*ENTRIES SUPPLIED:*
——

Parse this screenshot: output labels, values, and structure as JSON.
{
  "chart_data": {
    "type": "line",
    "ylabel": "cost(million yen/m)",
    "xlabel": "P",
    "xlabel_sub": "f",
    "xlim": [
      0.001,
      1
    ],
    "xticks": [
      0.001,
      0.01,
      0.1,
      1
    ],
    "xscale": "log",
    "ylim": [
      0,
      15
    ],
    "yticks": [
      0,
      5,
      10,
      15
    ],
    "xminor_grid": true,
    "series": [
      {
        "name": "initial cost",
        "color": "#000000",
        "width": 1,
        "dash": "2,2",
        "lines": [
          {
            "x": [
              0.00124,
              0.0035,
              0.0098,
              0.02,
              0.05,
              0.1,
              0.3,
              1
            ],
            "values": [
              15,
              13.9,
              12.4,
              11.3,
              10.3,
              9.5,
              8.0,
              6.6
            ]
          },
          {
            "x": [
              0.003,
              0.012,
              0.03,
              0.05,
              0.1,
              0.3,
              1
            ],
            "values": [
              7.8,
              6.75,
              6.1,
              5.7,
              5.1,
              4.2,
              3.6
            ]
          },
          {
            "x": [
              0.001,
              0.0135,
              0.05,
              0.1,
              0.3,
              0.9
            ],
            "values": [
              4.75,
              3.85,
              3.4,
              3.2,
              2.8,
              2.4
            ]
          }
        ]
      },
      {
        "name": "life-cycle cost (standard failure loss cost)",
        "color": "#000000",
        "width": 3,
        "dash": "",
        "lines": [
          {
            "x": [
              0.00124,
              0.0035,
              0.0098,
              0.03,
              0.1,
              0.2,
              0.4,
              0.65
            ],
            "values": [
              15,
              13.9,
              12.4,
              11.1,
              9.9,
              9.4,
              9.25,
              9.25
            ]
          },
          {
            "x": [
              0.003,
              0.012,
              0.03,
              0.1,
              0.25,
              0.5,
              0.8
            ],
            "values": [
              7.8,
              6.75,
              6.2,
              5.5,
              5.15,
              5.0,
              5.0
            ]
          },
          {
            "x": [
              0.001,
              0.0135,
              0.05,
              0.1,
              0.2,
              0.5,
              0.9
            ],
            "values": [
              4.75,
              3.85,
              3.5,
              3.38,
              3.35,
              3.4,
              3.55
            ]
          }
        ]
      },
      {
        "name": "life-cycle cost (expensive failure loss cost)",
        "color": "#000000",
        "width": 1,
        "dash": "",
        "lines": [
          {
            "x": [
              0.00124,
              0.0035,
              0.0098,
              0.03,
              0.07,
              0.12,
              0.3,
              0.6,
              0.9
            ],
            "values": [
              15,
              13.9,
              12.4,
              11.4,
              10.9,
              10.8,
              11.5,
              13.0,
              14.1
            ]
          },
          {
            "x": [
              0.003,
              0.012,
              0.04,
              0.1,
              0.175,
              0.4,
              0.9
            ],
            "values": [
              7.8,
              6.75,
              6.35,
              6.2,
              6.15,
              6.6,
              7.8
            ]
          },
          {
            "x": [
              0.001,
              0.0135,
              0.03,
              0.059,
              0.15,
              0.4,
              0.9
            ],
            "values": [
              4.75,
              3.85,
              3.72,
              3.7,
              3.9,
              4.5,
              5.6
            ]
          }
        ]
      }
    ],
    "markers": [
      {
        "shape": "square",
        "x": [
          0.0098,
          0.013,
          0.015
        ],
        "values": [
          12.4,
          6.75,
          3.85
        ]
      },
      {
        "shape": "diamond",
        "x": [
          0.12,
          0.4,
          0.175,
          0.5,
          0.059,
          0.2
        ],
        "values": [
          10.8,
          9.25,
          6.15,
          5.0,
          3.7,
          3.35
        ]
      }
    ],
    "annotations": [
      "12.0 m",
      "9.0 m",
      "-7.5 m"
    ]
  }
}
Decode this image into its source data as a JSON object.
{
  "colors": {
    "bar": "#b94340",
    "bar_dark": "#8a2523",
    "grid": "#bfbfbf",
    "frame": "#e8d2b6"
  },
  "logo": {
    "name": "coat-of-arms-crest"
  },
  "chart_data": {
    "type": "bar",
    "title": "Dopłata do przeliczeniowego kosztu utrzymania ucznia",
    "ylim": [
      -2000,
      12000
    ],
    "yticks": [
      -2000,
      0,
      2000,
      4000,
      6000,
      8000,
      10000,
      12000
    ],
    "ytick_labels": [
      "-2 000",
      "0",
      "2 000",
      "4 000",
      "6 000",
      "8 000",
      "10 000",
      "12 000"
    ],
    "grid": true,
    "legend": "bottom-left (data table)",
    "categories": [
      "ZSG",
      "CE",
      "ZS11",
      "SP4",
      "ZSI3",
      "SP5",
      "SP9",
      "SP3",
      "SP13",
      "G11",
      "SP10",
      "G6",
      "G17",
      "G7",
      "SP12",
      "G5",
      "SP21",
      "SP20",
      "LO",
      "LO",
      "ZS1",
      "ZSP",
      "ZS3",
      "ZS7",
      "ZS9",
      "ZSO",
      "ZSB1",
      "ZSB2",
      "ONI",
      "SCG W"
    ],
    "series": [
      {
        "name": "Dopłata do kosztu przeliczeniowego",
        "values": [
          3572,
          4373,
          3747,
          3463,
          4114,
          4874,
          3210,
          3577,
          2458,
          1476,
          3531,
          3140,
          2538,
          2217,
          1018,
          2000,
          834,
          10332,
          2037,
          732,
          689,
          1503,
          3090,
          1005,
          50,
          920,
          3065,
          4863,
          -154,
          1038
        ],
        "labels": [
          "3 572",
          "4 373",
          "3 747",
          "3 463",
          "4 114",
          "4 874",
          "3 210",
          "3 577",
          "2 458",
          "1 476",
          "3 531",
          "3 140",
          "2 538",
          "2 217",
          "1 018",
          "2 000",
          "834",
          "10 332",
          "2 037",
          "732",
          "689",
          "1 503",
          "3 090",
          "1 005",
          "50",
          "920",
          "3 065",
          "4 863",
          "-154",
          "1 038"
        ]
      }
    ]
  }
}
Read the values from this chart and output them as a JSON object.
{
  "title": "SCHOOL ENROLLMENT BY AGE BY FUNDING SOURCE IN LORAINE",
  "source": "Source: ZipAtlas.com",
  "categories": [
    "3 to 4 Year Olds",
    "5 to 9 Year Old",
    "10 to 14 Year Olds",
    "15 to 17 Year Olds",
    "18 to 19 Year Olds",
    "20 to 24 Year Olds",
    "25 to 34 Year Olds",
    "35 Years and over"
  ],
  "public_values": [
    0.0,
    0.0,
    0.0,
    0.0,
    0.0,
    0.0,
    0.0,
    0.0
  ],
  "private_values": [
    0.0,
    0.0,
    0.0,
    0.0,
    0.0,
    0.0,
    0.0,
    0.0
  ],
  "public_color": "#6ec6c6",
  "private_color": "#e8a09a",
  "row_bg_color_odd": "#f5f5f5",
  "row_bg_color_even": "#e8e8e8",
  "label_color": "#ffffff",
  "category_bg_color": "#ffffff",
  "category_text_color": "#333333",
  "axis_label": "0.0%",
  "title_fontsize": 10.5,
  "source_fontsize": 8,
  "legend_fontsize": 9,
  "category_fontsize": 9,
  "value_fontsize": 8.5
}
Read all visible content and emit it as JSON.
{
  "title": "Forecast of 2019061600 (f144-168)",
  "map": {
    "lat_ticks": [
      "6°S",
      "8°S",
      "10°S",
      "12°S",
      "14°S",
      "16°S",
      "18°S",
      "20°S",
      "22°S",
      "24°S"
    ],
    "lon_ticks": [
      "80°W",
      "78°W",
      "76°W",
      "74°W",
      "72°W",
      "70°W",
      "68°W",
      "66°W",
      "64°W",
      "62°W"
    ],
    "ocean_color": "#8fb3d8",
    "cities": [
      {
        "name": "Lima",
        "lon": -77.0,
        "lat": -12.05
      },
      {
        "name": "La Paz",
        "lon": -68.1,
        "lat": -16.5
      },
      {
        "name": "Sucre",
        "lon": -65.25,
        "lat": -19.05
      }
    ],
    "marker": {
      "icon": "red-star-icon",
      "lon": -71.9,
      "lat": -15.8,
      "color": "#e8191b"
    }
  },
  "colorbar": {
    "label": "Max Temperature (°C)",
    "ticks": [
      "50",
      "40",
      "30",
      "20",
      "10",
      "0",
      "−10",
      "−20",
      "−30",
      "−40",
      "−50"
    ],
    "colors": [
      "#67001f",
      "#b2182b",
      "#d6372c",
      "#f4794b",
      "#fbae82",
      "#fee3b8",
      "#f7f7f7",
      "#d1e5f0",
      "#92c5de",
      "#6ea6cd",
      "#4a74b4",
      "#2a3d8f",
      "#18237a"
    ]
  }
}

——

*EXERCISE OBJECTIVE:* For this exercise, please retype exactly the lines in the listing from the line with "Read the values" through its last line, both ends included.

*RESULT FOR THIS TASK:*
Read the values from this chart and output them as a JSON object.
{
  "title": "SCHOOL ENROLLMENT BY AGE BY FUNDING SOURCE IN LORAINE",
  "source": "Source: ZipAtlas.com",
  "categories": [
    "3 to 4 Year Olds",
    "5 to 9 Year Old",
    "10 to 14 Year Olds",
    "15 to 17 Year Olds",
    "18 to 19 Year Olds",
    "20 to 24 Year Olds",
    "25 to 34 Year Olds",
    "35 Years and over"
  ],
  "public_values": [
    0.0,
    0.0,
    0.0,
    0.0,
    0.0,
    0.0,
    0.0,
    0.0
  ],
  "private_values": [
    0.0,
    0.0,
    0.0,
    0.0,
    0.0,
    0.0,
    0.0,
    0.0
  ],
  "public_color": "#6ec6c6",
  "private_color": "#e8a09a",
  "row_bg_color_odd": "#f5f5f5",
  "row_bg_color_even": "#e8e8e8",
  "label_color": "#ffffff",
  "category_bg_color": "#ffffff",
  "category_text_color": "#333333",
  "axis_label": "0.0%",
  "title_fontsize": 10.5,
  "source_fontsize": 8,
  "legend_fontsize": 9,
  "category_fontsize": 9,
  "value_fontsize": 8.5
}
Read all visible content and emit it as JSON.
{
  "title": "Forecast of 2019061600 (f144-168)",
  "map": {
    "lat_ticks": [
      "6°S",
      "8°S",
      "10°S",
      "12°S",
      "14°S",
      "16°S",
      "18°S",
      "20°S",
      "22°S",
      "24°S"
    ],
    "lon_ticks": [
      "80°W",
      "78°W",
      "76°W",
      "74°W",
      "72°W",
      "70°W",
      "68°W",
      "66°W",
      "64°W",
      "62°W"
    ],
    "ocean_color": "#8fb3d8",
    "cities": [
      {
        "name": "Lima",
        "lon": -77.0,
        "lat": -12.05
      },
      {
        "name": "La Paz",
        "lon": -68.1,
        "lat": -16.5
      },
      {
        "name": "Sucre",
        "lon": -65.25,
        "lat": -19.05
      }
    ],
    "marker": {
      "icon": "red-star-icon",
      "lon": -71.9,
      "lat": -15.8,
      "color": "#e8191b"
    }
  },
  "colorbar": {
    "label": "Max Temperature (°C)",
    "ticks": [
      "50",
      "40",
      "30",
      "20",
      "10",
      "0",
      "−10",
      "−20",
      "−30",
      "−40",
      "−50"
    ],
    "colors": [
      "#67001f",
      "#b2182b",
      "#d6372c",
      "#f4794b",
      "#fbae82",
      "#fee3b8",
      "#f7f7f7",
      "#d1e5f0",
      "#92c5de",
      "#6ea6cd",
      "#4a74b4",
      "#2a3d8f",
      "#18237a"
    ]
  }
}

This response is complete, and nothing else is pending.